AIM OF THE EXERCISE
Report back each line of the records that contains the string "partir".

INPUT ROWS
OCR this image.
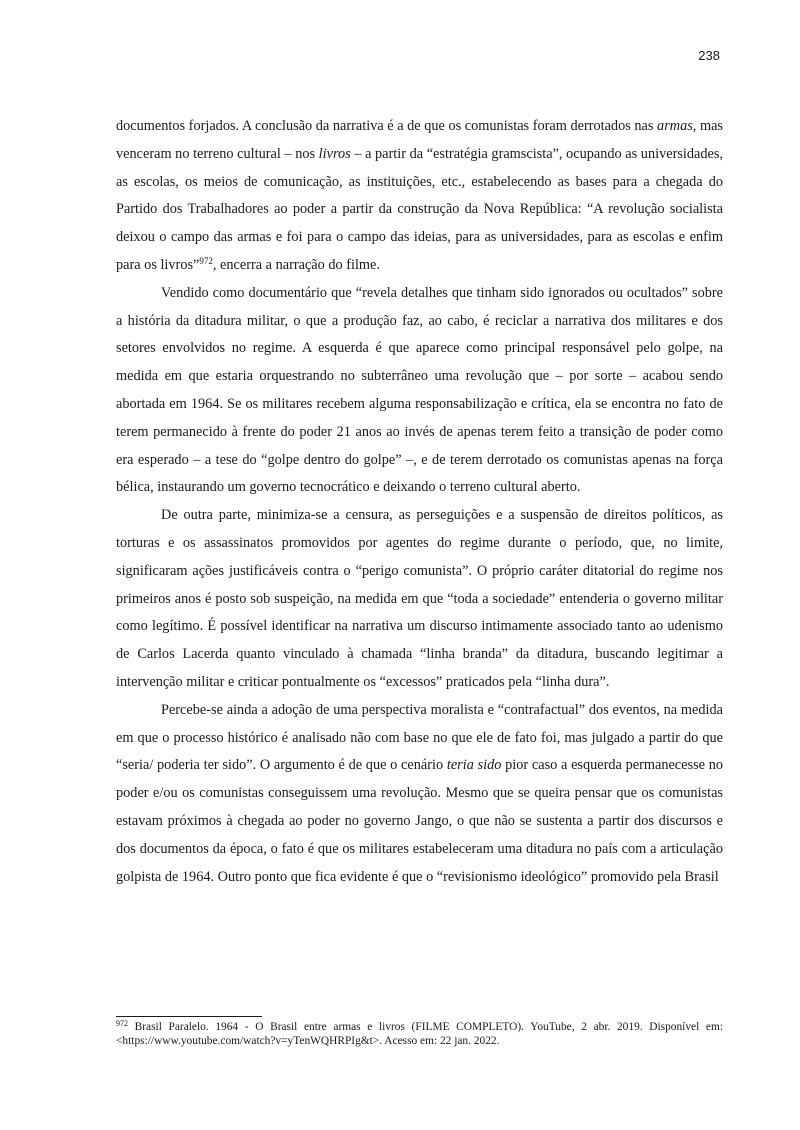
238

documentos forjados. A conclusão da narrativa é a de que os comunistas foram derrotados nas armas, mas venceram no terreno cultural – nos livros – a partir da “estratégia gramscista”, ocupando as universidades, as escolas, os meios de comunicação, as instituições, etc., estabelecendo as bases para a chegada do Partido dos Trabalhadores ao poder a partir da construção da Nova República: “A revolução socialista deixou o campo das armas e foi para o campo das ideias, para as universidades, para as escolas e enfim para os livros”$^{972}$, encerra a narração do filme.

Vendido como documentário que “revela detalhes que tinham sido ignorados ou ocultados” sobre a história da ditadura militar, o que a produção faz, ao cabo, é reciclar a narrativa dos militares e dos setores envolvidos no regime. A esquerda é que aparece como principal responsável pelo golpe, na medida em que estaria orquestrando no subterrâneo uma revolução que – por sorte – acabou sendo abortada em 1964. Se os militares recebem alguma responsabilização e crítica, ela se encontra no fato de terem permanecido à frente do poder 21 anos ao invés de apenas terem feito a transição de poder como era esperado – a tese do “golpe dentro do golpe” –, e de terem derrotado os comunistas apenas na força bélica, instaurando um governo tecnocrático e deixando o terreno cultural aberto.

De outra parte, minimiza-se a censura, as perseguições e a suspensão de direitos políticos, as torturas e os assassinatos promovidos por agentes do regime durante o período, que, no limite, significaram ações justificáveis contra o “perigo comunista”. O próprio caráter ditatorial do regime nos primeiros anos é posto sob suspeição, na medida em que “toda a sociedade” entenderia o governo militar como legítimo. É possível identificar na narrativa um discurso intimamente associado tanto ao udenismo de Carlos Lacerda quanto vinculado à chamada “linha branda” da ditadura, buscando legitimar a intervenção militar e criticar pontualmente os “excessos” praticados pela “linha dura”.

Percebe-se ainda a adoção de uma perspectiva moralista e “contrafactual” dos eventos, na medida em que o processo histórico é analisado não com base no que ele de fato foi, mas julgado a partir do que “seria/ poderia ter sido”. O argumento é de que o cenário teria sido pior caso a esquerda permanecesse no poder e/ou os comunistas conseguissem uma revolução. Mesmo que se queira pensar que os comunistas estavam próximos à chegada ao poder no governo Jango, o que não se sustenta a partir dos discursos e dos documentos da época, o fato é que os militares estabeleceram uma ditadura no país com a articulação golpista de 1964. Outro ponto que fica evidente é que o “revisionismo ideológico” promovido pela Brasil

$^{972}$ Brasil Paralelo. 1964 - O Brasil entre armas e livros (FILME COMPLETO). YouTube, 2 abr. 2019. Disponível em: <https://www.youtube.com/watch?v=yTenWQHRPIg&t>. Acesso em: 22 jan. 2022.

...

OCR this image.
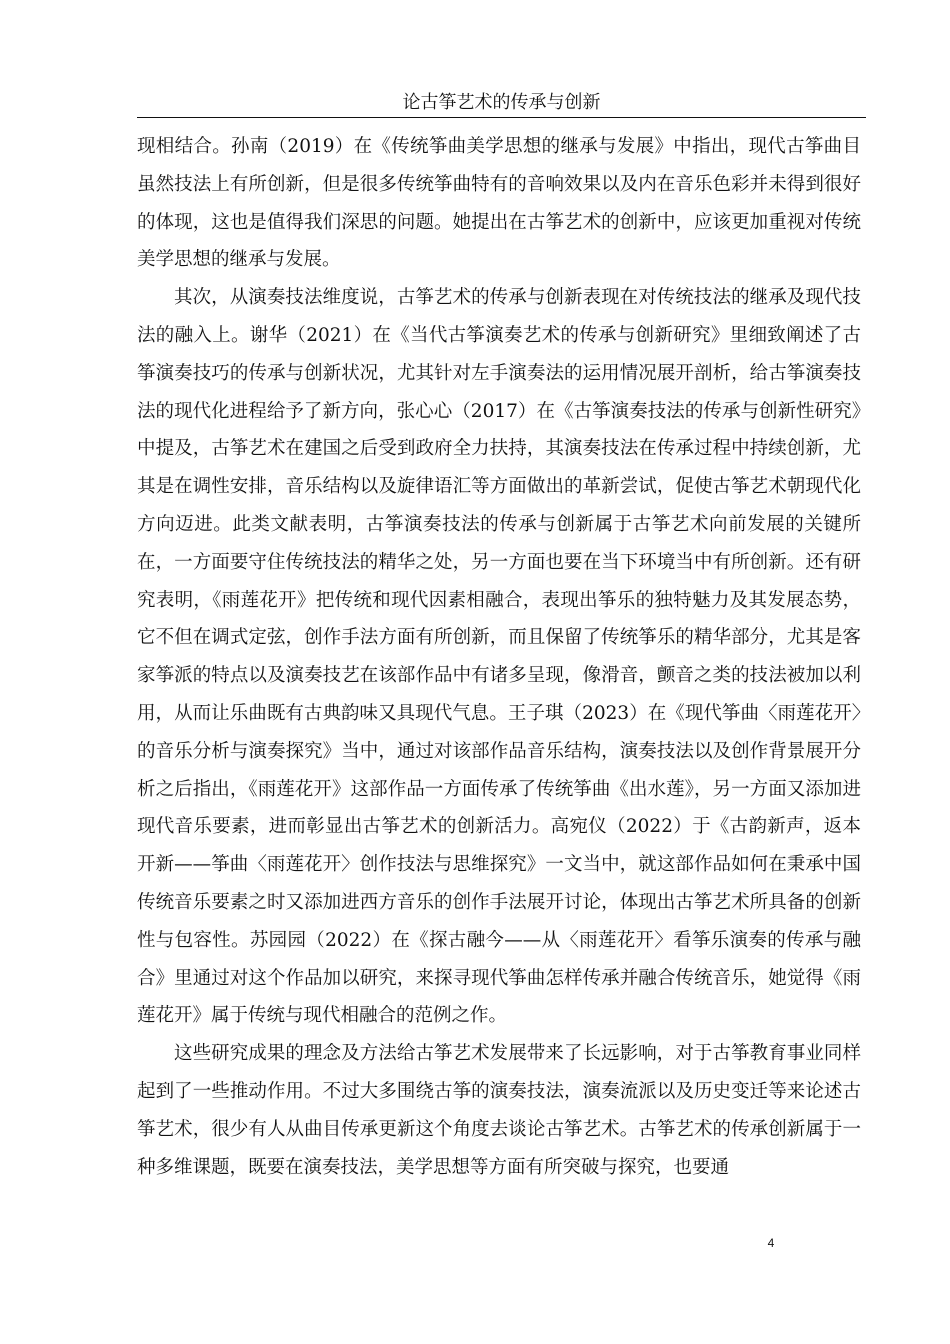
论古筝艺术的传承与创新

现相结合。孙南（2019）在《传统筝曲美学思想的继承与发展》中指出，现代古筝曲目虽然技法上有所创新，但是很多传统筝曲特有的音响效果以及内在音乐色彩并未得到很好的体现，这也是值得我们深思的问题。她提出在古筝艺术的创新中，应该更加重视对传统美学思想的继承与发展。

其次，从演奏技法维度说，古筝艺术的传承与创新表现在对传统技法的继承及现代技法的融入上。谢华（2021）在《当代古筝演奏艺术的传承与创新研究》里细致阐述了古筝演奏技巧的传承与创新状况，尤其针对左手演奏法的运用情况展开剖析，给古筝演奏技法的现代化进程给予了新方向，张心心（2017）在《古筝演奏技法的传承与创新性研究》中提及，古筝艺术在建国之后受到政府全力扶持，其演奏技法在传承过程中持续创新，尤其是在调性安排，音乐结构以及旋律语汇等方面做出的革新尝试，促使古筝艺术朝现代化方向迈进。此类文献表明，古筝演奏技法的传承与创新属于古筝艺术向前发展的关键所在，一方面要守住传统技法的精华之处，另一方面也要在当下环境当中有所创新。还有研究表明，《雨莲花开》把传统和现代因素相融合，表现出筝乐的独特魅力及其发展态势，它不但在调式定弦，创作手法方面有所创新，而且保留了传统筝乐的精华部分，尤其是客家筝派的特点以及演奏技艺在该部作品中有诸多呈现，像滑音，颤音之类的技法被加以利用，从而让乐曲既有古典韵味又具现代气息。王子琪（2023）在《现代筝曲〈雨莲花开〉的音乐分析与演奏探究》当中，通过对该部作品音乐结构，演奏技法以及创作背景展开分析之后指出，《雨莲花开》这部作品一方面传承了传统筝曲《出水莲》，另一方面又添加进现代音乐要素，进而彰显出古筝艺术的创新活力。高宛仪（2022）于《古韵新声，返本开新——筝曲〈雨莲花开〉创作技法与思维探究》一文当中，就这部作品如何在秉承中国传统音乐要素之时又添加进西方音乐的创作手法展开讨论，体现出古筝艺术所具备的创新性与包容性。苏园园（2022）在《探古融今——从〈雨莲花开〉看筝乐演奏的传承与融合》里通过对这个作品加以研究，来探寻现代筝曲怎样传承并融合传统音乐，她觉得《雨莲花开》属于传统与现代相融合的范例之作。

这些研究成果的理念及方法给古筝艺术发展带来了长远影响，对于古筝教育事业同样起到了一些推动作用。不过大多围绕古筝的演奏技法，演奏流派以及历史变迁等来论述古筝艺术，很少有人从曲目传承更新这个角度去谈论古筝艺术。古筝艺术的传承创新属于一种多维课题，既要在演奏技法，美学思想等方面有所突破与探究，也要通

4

EXERCISE RESULT
documentos forjados. A conclusão da narrativa é a de que os comunistas foram derrotados nas armas, mas venceram no terreno cultural – nos livros – a partir da “estratégia gramscista”, ocupando as universidades, as escolas, os meios de comunicação, as instituições, etc., estabelecendo as bases para a chegada do Partido dos Trabalhadores ao poder a partir da construção da Nova República: “A revolução socialista deixou o campo das armas e foi para o campo das ideias, para as universidades, para as escolas e enfim para os livros”$^{972}$, encerra a narração do filme.
Percebe-se ainda a adoção de uma perspectiva moralista e “contrafactual” dos eventos, na medida em que o processo histórico é analisado não com base no que ele de fato foi, mas julgado a partir do que “seria/ poderia ter sido”. O argumento é de que o cenário teria sido pior caso a esquerda permanecesse no poder e/ou os comunistas conseguissem uma revolução. Mesmo que se queira pensar que os comunistas estavam próximos à chegada ao poder no governo Jango, o que não se sustenta a partir dos discursos e dos documentos da época, o fato é que os militares estabeleceram uma ditadura no país com a articulação golpista de 1964. Outro ponto que fica evidente é que o “revisionismo ideológico” promovido pela Brasil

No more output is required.